- **Objective**
From the listing below, pull out every line where the string "Indicator" appears.
# Excerpted records start
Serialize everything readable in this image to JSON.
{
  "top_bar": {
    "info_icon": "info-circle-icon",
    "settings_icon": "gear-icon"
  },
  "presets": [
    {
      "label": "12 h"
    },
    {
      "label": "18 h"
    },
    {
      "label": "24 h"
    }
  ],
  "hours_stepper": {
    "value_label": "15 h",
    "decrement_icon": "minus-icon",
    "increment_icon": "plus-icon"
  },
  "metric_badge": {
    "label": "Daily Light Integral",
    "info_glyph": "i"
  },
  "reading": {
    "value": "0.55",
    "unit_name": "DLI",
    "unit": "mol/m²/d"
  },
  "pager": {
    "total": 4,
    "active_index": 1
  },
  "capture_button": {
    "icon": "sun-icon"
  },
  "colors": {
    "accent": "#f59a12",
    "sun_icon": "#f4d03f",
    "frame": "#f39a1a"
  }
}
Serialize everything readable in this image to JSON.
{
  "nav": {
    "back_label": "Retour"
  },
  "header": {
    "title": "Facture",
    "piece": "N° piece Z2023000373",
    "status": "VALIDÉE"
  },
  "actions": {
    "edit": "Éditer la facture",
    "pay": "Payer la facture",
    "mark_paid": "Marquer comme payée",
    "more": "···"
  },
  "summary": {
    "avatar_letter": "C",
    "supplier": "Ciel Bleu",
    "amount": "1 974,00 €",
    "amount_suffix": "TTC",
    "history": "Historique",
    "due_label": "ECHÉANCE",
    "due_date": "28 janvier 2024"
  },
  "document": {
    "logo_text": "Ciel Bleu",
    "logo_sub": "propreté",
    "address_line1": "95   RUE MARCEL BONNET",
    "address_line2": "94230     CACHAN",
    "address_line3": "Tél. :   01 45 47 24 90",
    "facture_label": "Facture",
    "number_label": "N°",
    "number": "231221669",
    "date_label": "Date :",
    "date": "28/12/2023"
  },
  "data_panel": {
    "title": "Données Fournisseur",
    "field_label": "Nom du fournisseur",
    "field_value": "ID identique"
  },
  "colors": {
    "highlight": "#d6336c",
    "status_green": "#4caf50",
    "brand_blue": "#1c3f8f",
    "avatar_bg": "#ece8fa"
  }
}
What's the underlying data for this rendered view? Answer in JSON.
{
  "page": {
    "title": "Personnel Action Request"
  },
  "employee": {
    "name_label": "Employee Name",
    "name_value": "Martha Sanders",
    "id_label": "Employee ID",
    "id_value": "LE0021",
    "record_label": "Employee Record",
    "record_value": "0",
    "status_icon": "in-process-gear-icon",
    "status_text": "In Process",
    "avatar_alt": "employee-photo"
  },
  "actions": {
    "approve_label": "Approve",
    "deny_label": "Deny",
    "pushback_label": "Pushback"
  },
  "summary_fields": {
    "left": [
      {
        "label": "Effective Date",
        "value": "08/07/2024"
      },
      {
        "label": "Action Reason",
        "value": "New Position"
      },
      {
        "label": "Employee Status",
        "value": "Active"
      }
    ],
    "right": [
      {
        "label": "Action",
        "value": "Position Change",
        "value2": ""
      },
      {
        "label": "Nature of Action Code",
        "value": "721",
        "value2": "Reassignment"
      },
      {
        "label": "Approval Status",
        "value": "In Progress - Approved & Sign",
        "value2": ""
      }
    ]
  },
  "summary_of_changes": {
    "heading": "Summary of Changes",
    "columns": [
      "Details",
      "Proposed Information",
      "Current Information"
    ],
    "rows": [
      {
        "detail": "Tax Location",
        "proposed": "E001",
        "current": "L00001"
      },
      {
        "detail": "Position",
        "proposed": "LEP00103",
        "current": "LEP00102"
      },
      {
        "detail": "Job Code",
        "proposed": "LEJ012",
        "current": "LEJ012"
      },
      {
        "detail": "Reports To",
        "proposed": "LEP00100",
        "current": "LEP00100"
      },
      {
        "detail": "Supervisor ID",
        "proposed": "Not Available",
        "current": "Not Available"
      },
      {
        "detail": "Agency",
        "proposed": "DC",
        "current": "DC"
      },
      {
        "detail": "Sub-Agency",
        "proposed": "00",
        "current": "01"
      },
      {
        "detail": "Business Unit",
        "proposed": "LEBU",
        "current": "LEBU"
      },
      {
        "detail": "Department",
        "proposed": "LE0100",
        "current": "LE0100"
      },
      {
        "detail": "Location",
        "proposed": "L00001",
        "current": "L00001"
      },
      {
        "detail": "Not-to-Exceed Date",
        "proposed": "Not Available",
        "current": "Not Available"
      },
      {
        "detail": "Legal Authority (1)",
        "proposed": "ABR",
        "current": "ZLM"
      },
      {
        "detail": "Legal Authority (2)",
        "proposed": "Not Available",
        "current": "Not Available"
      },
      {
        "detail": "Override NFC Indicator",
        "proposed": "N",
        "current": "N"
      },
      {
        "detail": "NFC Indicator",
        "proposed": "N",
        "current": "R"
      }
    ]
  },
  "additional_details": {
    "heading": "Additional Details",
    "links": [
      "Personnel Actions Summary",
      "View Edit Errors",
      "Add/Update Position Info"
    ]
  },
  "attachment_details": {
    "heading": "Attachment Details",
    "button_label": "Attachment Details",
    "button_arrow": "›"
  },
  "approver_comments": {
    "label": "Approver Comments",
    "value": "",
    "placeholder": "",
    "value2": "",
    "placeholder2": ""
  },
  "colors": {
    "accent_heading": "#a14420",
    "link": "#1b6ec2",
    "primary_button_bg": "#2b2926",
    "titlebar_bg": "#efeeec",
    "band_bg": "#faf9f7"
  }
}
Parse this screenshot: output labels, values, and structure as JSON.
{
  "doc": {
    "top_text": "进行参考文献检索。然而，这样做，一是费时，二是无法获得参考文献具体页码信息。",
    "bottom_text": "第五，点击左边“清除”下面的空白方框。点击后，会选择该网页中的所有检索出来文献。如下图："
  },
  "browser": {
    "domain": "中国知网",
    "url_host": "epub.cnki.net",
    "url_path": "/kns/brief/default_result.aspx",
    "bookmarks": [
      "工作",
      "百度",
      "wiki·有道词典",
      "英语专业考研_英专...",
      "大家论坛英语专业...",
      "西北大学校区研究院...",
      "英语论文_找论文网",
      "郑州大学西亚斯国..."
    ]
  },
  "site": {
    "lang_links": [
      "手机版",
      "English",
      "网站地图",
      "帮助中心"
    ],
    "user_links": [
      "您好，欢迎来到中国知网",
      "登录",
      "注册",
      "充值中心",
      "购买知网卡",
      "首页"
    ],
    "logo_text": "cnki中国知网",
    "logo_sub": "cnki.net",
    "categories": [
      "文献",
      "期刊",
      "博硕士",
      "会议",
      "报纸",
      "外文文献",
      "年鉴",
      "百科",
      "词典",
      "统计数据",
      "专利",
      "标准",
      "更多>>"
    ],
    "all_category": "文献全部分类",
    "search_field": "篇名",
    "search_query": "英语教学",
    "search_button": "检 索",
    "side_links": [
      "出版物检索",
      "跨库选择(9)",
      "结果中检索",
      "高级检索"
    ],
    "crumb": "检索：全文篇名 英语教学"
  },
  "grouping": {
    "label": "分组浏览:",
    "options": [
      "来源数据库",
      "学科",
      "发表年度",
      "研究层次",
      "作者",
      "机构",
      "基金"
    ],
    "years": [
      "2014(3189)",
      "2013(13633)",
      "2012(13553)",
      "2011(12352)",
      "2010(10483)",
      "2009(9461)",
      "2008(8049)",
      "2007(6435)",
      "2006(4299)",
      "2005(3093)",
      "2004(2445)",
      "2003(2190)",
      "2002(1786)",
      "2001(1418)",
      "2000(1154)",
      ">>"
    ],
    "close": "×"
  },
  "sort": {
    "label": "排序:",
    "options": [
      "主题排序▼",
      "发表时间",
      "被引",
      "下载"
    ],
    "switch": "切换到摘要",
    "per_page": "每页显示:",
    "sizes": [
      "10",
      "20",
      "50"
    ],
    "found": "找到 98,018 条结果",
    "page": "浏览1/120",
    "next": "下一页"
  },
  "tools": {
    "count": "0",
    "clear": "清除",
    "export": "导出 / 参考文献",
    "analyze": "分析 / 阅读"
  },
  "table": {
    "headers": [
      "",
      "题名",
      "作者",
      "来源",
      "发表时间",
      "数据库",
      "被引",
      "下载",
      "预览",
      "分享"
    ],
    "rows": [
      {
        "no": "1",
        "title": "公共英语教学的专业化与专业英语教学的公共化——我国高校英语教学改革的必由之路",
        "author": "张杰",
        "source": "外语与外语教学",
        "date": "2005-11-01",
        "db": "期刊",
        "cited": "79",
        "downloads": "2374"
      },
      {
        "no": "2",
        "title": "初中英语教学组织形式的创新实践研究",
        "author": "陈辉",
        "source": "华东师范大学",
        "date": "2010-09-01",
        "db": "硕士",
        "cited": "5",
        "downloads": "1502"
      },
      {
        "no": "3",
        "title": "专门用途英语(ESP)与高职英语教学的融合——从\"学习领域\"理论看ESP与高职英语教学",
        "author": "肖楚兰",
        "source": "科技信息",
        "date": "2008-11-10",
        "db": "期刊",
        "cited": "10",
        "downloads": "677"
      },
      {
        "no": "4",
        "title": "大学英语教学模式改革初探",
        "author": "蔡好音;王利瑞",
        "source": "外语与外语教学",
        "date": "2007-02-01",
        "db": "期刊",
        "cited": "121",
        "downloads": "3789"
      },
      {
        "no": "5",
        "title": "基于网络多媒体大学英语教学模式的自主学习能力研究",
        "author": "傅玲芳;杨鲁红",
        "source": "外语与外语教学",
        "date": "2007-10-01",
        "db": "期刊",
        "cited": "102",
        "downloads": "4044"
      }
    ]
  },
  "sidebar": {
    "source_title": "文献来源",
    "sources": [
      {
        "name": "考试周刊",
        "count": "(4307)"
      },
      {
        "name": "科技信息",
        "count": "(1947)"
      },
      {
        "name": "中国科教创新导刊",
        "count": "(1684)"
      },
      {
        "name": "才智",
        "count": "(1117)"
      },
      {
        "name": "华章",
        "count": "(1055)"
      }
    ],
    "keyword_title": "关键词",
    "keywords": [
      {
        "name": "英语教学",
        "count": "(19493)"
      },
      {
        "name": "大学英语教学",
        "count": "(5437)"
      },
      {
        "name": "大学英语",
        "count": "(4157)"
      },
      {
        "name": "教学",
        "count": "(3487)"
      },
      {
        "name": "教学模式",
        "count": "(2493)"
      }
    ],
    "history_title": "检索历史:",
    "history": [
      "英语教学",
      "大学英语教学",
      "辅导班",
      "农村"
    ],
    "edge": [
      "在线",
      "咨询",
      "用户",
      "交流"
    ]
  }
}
# Excerpted records end
- **Complete response**
        "detail": "Override NFC Indicator",
        "detail": "NFC Indicator",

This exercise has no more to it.